What is required: Copy the passage on Belfast's Exchange and Assembly Rooms word for word, starting with "1776 --The Earl" and going on through "well afford it.".

Page excerpt:
>>>

Exchange and Assembly Rooms
The Exchange and Assembly Rooms:
Of the many commercial buildings that reflect life in 18th century Belfast the one that stands out the most is the Exchange and Assembly Rooms, until recently the Northern Bank. It stands on the corner of North St and Waring St.
1769 -- The Earl of Donegall, an absentee landlord, celebrating the birth of his son George Augustus, paid £4,000 for the building of a single storey building called "The Exchange "
1776 --The Earl added a second storey, designed by the distinguished London architect Sir Robert Taylor, known as "the Assembly Rooms". This new addition cost the Earl £7,000, but being one of the biggest landlords in Ireland and the owner of the town of Belfast he could well afford it.
1783 -- The Earl of Donegall, as Colonel of the Belfast Battalion of Volunteers (equal to today's reserve army) hosted a reception for 360 guests in the Assembly Rooms.
1785 -- The first meeting of the "Corporation for Preserving and Improving the Port of Belfast" (now the Harbour Commissioners) was held in the Assembly Rooms.

<<<

Data under study:
>>>

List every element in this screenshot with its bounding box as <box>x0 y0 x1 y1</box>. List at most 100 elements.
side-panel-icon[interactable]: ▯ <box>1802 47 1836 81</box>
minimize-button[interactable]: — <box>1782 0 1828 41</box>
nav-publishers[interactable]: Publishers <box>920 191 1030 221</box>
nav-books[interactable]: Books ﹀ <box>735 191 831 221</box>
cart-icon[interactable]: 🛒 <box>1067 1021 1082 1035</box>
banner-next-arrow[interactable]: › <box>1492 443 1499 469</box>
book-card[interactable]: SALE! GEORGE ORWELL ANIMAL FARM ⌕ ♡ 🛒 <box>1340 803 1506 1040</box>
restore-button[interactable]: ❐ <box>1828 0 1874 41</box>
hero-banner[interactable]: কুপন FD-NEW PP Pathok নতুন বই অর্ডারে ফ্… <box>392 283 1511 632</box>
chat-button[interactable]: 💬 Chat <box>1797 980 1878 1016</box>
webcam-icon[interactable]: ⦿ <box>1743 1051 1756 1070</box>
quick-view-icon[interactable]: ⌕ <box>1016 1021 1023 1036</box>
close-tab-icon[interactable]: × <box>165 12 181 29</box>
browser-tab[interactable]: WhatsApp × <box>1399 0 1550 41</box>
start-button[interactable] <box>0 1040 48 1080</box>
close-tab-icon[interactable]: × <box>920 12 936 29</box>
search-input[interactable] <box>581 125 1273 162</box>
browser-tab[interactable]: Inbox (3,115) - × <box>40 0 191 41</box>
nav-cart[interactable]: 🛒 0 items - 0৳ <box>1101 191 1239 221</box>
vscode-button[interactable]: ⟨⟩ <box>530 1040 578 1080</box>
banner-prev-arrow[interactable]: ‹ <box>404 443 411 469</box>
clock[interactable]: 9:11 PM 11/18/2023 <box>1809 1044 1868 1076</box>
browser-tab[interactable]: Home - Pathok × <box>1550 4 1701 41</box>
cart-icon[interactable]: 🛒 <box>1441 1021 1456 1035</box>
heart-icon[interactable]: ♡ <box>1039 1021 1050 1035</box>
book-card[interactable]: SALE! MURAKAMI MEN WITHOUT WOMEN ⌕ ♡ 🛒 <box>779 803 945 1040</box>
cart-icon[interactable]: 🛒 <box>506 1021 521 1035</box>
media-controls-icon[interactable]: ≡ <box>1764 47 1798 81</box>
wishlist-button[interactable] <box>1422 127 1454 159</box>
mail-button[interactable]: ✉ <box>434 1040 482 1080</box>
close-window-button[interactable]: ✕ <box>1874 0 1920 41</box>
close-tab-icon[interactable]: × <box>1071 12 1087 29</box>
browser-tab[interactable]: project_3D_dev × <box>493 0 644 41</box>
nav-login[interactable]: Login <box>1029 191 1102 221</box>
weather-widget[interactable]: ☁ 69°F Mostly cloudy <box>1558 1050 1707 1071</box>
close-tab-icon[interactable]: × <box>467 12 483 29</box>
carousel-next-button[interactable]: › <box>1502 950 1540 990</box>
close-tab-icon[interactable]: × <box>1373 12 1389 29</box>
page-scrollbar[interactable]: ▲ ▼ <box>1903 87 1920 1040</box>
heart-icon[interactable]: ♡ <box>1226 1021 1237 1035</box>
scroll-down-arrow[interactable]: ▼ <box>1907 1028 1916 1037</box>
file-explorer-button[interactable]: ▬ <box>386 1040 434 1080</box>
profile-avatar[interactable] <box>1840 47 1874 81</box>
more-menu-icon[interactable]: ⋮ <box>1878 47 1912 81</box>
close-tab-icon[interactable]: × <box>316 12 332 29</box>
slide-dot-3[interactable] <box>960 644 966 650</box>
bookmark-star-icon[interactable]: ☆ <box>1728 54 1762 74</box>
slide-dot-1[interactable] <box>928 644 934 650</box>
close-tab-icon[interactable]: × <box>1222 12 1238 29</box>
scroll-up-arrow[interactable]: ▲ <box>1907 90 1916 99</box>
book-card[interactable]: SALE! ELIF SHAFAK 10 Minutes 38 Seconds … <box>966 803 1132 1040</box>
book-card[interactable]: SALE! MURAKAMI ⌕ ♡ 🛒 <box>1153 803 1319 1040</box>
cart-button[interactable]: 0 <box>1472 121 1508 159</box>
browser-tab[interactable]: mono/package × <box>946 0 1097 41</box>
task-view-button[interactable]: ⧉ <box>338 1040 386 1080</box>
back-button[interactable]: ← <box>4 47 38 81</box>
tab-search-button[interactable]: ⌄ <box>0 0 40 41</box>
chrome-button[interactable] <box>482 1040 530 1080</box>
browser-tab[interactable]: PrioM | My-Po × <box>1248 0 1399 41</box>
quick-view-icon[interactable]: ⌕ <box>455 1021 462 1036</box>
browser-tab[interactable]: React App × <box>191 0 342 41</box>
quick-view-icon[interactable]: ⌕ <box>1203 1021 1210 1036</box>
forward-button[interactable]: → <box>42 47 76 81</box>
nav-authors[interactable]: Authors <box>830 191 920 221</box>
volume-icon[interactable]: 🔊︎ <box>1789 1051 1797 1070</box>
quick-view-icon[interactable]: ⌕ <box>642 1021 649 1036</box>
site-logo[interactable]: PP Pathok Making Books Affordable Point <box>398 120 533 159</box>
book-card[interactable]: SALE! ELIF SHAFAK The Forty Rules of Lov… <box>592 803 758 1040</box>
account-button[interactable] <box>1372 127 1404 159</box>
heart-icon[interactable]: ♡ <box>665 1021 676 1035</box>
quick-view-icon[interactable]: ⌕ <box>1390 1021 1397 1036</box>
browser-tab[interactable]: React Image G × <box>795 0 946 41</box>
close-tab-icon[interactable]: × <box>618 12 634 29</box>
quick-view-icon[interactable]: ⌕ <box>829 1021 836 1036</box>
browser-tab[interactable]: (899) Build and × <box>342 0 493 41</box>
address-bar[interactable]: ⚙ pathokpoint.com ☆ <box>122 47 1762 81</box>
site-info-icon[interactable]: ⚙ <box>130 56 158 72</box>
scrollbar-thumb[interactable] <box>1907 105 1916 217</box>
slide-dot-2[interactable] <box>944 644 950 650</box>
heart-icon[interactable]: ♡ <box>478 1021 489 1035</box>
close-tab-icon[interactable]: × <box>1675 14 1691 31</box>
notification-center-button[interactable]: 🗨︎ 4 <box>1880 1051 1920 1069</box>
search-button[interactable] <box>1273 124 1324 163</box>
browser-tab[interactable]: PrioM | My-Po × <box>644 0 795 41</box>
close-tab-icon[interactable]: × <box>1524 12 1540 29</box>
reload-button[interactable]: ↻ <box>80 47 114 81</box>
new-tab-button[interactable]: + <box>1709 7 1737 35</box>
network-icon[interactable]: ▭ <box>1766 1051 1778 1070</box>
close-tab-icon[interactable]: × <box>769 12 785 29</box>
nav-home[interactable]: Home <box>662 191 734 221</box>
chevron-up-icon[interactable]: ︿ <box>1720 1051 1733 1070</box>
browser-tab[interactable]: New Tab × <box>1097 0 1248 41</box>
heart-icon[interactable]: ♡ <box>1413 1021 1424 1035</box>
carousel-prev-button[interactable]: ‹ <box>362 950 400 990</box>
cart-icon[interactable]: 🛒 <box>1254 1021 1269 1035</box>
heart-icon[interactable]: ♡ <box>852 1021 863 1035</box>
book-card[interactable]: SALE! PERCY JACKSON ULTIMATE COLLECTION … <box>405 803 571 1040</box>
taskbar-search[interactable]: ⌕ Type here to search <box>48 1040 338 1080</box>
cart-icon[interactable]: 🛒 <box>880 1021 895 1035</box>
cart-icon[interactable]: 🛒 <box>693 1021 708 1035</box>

<<<

Task result:
1776 --The Earl added a second storey, designed by the distinguished London architect Sir Robert Taylor, known as "the Assembly Rooms". This new addition cost the Earl £7,000, but being one of the biggest landlords in Ireland and the owner of the town of Belfast he could well afford it.